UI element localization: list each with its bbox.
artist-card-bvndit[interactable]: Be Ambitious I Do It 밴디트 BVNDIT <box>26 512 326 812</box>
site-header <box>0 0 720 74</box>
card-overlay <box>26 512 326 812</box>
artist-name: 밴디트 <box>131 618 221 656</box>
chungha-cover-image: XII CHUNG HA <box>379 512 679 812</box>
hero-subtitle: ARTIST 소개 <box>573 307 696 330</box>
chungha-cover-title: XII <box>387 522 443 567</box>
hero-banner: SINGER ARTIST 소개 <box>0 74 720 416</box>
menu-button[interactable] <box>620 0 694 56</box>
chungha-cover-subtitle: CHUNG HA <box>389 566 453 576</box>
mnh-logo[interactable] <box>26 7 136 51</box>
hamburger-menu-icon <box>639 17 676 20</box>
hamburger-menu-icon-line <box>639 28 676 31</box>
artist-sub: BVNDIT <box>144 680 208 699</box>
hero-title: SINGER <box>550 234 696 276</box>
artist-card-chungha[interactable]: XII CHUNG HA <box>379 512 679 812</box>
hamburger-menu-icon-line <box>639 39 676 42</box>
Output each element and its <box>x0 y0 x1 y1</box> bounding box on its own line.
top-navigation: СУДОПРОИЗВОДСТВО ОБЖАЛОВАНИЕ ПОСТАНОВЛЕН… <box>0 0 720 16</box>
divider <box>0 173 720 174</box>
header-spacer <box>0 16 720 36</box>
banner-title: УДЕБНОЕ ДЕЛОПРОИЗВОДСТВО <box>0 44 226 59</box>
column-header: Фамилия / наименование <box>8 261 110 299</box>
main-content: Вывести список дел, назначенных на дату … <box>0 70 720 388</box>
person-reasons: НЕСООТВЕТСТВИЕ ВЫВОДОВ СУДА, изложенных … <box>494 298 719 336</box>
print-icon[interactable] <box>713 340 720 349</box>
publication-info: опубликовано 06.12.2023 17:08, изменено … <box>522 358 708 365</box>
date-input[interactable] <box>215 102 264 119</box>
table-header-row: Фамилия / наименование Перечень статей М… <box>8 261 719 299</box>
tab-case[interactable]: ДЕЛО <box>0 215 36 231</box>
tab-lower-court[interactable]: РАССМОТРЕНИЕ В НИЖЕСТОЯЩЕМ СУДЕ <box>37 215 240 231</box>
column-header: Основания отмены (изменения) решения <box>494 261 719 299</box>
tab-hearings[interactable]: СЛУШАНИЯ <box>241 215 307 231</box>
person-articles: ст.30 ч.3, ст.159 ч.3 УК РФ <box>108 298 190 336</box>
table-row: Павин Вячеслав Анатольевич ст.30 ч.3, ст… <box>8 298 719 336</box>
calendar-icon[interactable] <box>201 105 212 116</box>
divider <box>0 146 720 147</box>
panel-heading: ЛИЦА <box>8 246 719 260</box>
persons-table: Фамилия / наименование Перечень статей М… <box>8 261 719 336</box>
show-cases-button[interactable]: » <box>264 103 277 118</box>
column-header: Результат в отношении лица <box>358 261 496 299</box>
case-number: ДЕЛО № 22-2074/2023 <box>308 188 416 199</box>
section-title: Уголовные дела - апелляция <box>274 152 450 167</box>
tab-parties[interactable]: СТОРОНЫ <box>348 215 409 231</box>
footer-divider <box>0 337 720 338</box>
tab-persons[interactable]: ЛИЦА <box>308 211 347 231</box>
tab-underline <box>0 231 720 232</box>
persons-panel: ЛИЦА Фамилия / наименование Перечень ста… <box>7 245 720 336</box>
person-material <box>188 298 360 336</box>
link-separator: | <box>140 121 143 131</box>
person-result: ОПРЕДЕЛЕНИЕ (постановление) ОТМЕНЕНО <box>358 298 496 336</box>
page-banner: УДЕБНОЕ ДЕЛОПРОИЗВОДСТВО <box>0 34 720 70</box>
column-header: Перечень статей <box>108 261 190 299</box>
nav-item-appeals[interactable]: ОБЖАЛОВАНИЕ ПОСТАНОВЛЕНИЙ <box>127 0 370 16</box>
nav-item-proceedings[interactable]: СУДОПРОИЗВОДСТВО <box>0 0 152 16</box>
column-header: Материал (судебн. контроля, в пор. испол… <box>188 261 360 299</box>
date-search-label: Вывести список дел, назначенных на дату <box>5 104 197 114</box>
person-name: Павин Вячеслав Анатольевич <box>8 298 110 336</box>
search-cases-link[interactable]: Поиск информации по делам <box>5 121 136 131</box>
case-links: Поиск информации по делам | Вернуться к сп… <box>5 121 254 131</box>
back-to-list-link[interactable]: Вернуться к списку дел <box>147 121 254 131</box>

━━━━━━━━━━━━━━━━

TRAVAIL DEMANDÉ >>
Imprimez toutes les lignes ci-dessus à l'identique, s'il vous plaît.

RÉSULTAT OBTENU >>
UI element localization: list each with its bbox.
artist-card-bvndit[interactable]: Be Ambitious I Do It 밴디트 BVNDIT <box>26 512 326 812</box>
site-header <box>0 0 720 74</box>
card-overlay <box>26 512 326 812</box>
artist-name: 밴디트 <box>131 618 221 656</box>
chungha-cover-image: XII CHUNG HA <box>379 512 679 812</box>
hero-subtitle: ARTIST 소개 <box>573 307 696 330</box>
chungha-cover-title: XII <box>387 522 443 567</box>
hero-banner: SINGER ARTIST 소개 <box>0 74 720 416</box>
menu-button[interactable] <box>620 0 694 56</box>
chungha-cover-subtitle: CHUNG HA <box>389 566 453 576</box>
mnh-logo[interactable] <box>26 7 136 51</box>
hamburger-menu-icon <box>639 17 676 20</box>
hamburger-menu-icon-line <box>639 28 676 31</box>
artist-sub: BVNDIT <box>144 680 208 699</box>
hero-title: SINGER <box>550 234 696 276</box>
artist-card-chungha[interactable]: XII CHUNG HA <box>379 512 679 812</box>
hamburger-menu-icon-line <box>639 39 676 42</box>
Output each element and its <box>x0 y0 x1 y1</box> bounding box on its own line.
top-navigation: СУДОПРОИЗВОДСТВО ОБЖАЛОВАНИЕ ПОСТАНОВЛЕН… <box>0 0 720 16</box>
divider <box>0 173 720 174</box>
header-spacer <box>0 16 720 36</box>
banner-title: УДЕБНОЕ ДЕЛОПРОИЗВОДСТВО <box>0 44 226 59</box>
column-header: Фамилия / наименование <box>8 261 110 299</box>
main-content: Вывести список дел, назначенных на дату … <box>0 70 720 388</box>
person-reasons: НЕСООТВЕТСТВИЕ ВЫВОДОВ СУДА, изложенных … <box>494 298 719 336</box>
print-icon[interactable] <box>713 340 720 349</box>
publication-info: опубликовано 06.12.2023 17:08, изменено … <box>522 358 708 365</box>
date-input[interactable] <box>215 102 264 119</box>
table-header-row: Фамилия / наименование Перечень статей М… <box>8 261 719 299</box>
tab-case[interactable]: ДЕЛО <box>0 215 36 231</box>
tab-lower-court[interactable]: РАССМОТРЕНИЕ В НИЖЕСТОЯЩЕМ СУДЕ <box>37 215 240 231</box>
column-header: Основания отмены (изменения) решения <box>494 261 719 299</box>
tab-hearings[interactable]: СЛУШАНИЯ <box>241 215 307 231</box>
person-articles: ст.30 ч.3, ст.159 ч.3 УК РФ <box>108 298 190 336</box>
table-row: Павин Вячеслав Анатольевич ст.30 ч.3, ст… <box>8 298 719 336</box>
calendar-icon[interactable] <box>201 105 212 116</box>
divider <box>0 146 720 147</box>
panel-heading: ЛИЦА <box>8 246 719 260</box>
persons-table: Фамилия / наименование Перечень статей М… <box>8 261 719 336</box>
show-cases-button[interactable]: » <box>264 103 277 118</box>
column-header: Результат в отношении лица <box>358 261 496 299</box>
case-number: ДЕЛО № 22-2074/2023 <box>308 188 416 199</box>
section-title: Уголовные дела - апелляция <box>274 152 450 167</box>
tab-parties[interactable]: СТОРОНЫ <box>348 215 409 231</box>
footer-divider <box>0 337 720 338</box>
tab-persons[interactable]: ЛИЦА <box>308 211 347 231</box>
tab-underline <box>0 231 720 232</box>
persons-panel: ЛИЦА Фамилия / наименование Перечень ста… <box>7 245 720 336</box>
person-material <box>188 298 360 336</box>
link-separator: | <box>140 121 143 131</box>
person-result: ОПРЕДЕЛЕНИЕ (постановление) ОТМЕНЕНО <box>358 298 496 336</box>
page-banner: УДЕБНОЕ ДЕЛОПРОИЗВОДСТВО <box>0 34 720 70</box>
column-header: Перечень статей <box>108 261 190 299</box>
nav-item-appeals[interactable]: ОБЖАЛОВАНИЕ ПОСТАНОВЛЕНИЙ <box>127 0 370 16</box>
nav-item-proceedings[interactable]: СУДОПРОИЗВОДСТВО <box>0 0 152 16</box>
column-header: Материал (судебн. контроля, в пор. испол… <box>188 261 360 299</box>
date-search-label: Вывести список дел, назначенных на дату <box>5 104 197 114</box>
person-name: Павин Вячеслав Анатольевич <box>8 298 110 336</box>
search-cases-link[interactable]: Поиск информации по делам <box>5 121 136 131</box>
case-links: Поиск информации по делам | Вернуться к сп… <box>5 121 254 131</box>
back-to-list-link[interactable]: Вернуться к списку дел <box>147 121 254 131</box>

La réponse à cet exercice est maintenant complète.